_DOCUMENT SEGMENT_:
Read on and learn for the sake of your children:


E-mails link Bush foundation, corporations and education officials

By Valerie Strauss , Updated: 

A nonprofit group released thousands of e-mails today and said they show how a foundation begun by Jeb Bush, the former Florida governor and national education reform leader, is working with public officials in states to write education laws that could benefit some of its corporate funders.

A call to the foundation has not been returned.

The e-mails are between the Foundation for Excellence in Education (FEE) and a group Bush set up called Chiefs for Change, whose membersare current and former state education commissioners who support Bush’s agenda of school reform, which includes school choice, online education, retention of third-graders who can’t read and school accountability systems based on standardized tests. That includes evaluating teachers based on student test scores and grading schools A-F based on test scores. John White of Louisiana is a current member, as is Tony Bennett, the new commissioner of Florida who got the job after Indiana voters rejected his Bush-style reforms last November and tossed him out of office.

Donald Cohen, chair of the nonprofit In the Public Interest, a resource center on privatization and responsible for contracting in the public sector, said the e-mails show how education companies that have been known to contribute to the foundation are using the organization “to move an education agenda that may or not be  in our interests but are in theirs.”

He said companies ask the foundation to help state officials pass laws and regulations that make it easier to expand charter schools, require students to take online education courses, and do other things that could result in business and profits for them. The e-mails show, Cohen said, that Bush’s foundation would often do this with the help of Chiefs for Change and other affiliated groups.

The e-mails were obtained by Cohen’s group through public record requests and are available here, complete with a search function. They reveal — conclusively, he said — that foundation staff members worked to promote the interests of some of their funders in  Florida, New Mexico, Maine, Oklahoma, Rhode Island and Louisiana.

The Web site of the Foundation for Excellence in Education used to list some of their donors but no longer does and is not required to list all of its donors to the public under tax rules for 5013C organizations. However, it is known that the foundation has received support from for-profit companies K12 and Pearson and Amplify, as well as the nonprofit College Board.

There are strong connections between FEE and the conservative American Legislative Exchange Council (ALEC), according to the nonprofit Center for Media and Democracy:

Aptly named FEE, Bush’s group is backed by many of the same for-profit school corporations that have funded ALEC and vote as equals with its legislators on templates to change laws governing America’s public schools. FEE is also bankrolled by many of the same hard-right foundations bent on privatizing public schools that have funded ALEC. And, they have pushed many of the same changes to the law, which benefit their corporate benefactors and satisfy the free market fundamentalism of the billionaires whose tax-deductible charities underwrite the agenda of these two groups.

 

FEE and ALEC also have had some of the same “experts” as members or staff, part of the revolving door between right-wing groups. They have also collaborated on the annual ALEC education “report card” that grades states’ allegiance to their policy agenda higher than actual student performance. That distorted report card also rewards states that push ALEC’s beloved union-busting measures while giving low grades to states with students who actually perform best on standardized knowledge tests.

_WHAT THE EXERCISE ASKS_: Could you reproduce the part of the article on the Bush foundation e-mails starting at "Aptly named FEE, Bush’s" and ending at "these two groups."?

_Page layout parsing rows_:

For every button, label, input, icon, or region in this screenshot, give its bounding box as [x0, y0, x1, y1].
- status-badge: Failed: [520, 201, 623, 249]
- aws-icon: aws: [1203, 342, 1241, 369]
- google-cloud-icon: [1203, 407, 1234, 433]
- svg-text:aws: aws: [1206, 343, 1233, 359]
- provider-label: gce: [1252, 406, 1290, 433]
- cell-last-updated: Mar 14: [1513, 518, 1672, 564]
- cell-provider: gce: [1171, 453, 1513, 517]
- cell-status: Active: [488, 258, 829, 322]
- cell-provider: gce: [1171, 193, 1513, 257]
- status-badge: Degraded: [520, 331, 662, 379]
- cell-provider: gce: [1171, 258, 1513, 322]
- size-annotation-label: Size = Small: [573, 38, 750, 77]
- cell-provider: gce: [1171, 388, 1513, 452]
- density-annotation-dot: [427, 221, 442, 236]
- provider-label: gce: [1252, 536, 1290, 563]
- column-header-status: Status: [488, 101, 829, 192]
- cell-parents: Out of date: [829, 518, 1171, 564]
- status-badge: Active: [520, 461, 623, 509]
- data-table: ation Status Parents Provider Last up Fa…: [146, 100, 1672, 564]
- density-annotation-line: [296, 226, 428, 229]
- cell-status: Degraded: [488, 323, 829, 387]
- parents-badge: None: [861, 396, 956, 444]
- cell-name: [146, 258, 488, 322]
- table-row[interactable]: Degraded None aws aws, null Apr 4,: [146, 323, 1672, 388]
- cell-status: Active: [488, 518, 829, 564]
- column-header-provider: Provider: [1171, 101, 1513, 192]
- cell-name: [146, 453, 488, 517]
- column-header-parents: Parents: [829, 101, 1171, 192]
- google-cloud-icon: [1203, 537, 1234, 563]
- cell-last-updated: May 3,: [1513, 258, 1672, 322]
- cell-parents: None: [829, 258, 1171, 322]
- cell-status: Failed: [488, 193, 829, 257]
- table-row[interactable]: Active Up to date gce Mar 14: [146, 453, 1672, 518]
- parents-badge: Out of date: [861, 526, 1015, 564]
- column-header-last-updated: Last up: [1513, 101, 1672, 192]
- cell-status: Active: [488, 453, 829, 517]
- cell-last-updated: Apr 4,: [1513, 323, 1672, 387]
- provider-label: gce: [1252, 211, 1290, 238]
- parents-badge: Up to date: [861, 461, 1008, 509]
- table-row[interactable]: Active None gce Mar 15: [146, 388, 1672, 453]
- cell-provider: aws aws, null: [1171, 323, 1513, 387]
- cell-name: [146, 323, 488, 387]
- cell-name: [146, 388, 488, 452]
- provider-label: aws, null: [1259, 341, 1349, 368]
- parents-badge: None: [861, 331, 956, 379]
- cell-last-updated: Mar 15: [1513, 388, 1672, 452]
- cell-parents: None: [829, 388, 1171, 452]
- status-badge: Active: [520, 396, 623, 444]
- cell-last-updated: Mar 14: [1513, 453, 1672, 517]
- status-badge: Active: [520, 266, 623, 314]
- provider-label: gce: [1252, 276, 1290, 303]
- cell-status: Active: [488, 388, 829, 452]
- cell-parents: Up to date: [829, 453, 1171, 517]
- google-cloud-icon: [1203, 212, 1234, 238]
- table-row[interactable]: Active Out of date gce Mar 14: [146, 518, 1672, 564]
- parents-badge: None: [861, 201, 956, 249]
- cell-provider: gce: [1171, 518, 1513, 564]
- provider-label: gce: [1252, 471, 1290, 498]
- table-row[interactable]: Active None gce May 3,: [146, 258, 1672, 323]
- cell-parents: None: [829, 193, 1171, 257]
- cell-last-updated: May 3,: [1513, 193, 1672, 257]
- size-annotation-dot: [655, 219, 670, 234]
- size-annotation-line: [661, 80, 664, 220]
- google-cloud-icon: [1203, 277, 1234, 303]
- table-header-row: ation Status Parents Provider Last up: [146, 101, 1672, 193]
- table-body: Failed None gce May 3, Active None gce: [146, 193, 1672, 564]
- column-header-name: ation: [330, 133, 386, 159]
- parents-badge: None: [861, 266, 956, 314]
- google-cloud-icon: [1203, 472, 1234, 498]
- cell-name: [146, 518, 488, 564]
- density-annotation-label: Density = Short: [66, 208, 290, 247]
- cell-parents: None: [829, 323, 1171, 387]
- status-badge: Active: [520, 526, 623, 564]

_WRITTEN ANSWER_:
Aptly named FEE, Bush’s group is backed by many of the same for-profit school corporations that have funded ALEC and vote as equals with its legislators on templates to change laws governing America’s public schools. FEE is also bankrolled by many of the same hard-right foundations bent on privatizing public schools that have funded ALEC. And, they have pushed many of the same changes to the law, which benefit their corporate benefactors and satisfy the free market fundamentalism of the billionaires whose tax-deductible charities underwrite the agenda of these two groups.